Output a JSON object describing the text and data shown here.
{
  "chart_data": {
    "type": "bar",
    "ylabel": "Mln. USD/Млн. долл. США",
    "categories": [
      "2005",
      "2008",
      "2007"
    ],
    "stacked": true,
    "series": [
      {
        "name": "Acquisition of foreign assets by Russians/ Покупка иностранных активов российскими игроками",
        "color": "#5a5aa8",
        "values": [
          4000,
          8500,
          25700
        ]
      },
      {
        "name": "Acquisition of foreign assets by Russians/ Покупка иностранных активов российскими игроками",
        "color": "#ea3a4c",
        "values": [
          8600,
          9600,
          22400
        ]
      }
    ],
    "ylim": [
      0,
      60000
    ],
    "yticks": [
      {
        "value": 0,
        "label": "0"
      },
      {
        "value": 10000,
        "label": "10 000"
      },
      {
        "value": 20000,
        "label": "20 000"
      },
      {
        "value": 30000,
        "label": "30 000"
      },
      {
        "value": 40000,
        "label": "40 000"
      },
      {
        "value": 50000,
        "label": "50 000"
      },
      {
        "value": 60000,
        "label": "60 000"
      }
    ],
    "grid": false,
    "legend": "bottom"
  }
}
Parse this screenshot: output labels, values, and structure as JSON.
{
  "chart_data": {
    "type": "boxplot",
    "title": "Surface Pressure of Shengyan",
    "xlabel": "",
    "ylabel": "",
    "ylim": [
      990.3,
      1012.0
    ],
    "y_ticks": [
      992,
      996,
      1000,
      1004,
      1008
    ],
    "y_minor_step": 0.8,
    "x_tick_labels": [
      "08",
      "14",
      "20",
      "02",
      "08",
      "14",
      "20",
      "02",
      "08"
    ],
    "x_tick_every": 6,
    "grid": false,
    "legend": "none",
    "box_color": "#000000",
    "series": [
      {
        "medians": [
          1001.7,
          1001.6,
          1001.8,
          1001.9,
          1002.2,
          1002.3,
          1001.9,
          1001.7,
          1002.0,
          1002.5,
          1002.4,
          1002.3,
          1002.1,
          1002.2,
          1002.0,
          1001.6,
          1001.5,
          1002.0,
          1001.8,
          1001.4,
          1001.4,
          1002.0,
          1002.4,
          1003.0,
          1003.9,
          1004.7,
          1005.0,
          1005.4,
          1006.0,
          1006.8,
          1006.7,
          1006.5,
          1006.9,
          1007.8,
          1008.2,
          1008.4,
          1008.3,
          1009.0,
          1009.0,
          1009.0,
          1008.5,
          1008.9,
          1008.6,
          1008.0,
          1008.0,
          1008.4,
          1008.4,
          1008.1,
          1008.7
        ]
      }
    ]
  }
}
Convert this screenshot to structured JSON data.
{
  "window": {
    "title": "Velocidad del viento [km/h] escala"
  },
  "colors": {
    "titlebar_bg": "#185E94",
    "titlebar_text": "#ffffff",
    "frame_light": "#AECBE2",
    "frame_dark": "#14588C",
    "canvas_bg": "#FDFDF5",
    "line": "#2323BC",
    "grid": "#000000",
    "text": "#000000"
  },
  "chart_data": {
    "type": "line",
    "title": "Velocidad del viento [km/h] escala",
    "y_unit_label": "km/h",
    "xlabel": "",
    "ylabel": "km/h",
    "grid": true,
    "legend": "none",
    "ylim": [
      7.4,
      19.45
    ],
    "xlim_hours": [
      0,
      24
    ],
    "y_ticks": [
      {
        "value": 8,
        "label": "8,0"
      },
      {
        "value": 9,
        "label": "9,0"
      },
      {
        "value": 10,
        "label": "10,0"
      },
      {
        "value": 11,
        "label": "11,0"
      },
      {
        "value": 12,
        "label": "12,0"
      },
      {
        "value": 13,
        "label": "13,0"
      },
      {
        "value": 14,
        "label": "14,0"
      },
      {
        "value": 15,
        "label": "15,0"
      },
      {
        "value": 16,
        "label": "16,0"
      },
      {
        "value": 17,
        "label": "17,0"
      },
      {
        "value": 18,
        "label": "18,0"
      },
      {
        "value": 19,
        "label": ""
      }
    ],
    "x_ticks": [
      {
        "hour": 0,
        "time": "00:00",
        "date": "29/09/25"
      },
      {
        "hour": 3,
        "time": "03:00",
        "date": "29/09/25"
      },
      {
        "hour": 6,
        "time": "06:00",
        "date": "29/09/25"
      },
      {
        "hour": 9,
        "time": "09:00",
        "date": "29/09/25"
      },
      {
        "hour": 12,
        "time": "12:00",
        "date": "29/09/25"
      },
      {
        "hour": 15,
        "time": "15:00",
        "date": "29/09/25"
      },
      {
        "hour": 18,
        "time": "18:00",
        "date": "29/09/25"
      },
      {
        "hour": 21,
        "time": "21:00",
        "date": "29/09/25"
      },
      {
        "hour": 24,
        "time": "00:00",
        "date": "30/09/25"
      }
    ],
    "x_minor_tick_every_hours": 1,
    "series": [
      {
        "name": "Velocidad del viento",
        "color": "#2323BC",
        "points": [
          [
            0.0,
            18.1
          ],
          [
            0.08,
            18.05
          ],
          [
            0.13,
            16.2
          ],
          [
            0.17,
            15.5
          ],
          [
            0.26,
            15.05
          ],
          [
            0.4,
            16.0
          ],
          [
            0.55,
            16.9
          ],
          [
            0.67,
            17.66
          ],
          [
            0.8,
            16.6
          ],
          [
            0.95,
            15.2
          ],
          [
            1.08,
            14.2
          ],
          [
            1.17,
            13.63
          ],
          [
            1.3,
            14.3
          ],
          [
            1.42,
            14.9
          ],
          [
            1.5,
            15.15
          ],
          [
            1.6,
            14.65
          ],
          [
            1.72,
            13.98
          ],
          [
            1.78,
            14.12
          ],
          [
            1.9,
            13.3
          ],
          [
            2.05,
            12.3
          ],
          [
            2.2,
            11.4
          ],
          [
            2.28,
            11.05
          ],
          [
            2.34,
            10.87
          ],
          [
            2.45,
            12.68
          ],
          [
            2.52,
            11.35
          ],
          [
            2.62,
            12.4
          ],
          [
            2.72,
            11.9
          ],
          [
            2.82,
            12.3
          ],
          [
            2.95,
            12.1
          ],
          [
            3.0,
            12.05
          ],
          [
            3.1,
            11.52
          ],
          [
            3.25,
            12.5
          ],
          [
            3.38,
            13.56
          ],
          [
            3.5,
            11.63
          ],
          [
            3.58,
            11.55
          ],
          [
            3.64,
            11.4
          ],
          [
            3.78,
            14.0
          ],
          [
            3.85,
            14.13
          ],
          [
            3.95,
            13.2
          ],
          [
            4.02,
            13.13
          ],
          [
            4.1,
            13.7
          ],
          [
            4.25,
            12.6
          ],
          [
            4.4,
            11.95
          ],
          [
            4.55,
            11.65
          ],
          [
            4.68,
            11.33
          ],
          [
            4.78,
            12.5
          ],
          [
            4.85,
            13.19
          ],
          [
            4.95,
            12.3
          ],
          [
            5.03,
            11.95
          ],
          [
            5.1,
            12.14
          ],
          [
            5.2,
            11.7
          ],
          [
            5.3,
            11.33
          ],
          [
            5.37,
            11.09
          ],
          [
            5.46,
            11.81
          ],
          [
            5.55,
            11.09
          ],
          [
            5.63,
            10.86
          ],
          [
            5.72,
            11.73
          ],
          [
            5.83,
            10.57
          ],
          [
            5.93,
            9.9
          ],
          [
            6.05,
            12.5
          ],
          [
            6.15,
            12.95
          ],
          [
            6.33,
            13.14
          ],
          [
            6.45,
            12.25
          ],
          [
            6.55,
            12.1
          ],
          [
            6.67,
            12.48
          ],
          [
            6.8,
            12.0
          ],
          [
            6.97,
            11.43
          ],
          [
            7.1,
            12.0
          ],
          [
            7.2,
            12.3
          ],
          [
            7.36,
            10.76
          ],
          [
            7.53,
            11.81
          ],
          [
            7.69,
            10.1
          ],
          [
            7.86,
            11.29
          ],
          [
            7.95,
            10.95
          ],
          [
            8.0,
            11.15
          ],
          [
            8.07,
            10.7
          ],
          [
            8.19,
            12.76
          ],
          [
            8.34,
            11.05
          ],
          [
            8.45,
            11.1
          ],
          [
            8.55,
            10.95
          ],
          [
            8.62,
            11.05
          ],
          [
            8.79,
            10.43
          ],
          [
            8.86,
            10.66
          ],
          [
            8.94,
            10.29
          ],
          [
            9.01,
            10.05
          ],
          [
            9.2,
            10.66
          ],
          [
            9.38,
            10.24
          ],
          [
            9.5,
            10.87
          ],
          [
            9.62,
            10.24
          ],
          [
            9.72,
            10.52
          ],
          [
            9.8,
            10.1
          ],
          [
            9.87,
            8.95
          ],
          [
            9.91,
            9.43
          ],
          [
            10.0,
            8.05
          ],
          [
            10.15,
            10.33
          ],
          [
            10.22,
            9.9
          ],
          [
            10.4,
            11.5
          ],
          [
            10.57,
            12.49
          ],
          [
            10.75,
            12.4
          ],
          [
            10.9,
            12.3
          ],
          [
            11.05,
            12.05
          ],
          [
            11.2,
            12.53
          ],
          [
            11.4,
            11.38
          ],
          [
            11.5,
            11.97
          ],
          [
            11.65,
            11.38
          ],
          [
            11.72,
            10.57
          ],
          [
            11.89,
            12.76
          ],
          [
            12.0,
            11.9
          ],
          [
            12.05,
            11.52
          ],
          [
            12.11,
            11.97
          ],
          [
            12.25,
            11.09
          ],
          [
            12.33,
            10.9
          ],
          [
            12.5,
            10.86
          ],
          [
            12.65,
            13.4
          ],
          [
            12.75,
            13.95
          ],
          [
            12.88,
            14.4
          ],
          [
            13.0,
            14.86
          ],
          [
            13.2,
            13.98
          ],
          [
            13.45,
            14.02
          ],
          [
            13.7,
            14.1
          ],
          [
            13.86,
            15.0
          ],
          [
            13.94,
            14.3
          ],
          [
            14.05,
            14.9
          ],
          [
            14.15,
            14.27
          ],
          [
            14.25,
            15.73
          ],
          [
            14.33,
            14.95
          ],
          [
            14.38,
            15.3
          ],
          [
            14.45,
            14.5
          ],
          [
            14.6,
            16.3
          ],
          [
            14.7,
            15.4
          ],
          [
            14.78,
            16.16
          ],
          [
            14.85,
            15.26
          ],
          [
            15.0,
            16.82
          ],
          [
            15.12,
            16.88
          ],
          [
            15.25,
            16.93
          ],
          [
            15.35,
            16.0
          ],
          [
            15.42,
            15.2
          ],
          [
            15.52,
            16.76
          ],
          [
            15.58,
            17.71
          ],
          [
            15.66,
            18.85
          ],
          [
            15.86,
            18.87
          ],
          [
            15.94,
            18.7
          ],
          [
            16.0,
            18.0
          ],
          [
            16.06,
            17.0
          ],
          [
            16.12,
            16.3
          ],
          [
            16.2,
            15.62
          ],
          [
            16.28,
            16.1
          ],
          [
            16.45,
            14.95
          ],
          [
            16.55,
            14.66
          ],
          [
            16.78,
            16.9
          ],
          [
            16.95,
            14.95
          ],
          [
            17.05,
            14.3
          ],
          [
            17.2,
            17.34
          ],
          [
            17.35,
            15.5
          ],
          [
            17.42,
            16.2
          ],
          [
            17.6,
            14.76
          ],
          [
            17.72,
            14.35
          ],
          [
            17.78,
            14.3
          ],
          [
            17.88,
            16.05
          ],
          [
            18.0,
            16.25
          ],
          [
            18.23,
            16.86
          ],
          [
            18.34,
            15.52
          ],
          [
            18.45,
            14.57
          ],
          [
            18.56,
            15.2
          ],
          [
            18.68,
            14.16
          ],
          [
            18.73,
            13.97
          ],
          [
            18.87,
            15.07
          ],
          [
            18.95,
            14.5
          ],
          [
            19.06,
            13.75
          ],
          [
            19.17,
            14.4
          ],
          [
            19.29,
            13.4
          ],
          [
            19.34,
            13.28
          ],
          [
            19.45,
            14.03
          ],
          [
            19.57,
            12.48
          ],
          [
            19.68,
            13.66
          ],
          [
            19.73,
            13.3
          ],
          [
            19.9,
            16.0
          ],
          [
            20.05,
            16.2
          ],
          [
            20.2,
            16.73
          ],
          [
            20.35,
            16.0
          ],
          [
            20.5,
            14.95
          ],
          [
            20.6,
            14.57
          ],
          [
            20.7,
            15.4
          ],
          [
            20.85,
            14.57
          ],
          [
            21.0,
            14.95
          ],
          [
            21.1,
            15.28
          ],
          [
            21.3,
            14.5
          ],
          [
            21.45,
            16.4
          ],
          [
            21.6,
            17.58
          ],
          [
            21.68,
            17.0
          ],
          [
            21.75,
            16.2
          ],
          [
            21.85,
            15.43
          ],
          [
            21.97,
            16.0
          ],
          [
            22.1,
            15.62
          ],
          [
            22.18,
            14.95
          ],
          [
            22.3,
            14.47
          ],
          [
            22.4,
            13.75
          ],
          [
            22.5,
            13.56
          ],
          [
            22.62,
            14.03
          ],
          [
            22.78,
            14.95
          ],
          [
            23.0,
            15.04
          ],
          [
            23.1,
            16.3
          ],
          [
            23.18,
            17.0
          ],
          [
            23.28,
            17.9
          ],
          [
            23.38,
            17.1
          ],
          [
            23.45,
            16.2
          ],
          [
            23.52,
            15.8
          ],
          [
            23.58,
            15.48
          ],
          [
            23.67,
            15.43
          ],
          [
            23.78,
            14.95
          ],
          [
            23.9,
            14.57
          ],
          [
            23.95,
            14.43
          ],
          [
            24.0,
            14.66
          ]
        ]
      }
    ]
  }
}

• **Aim of the task**:
Report the count of lines in the entries that contain the string "viento", and nothing besides it.

• **Correct output**:
3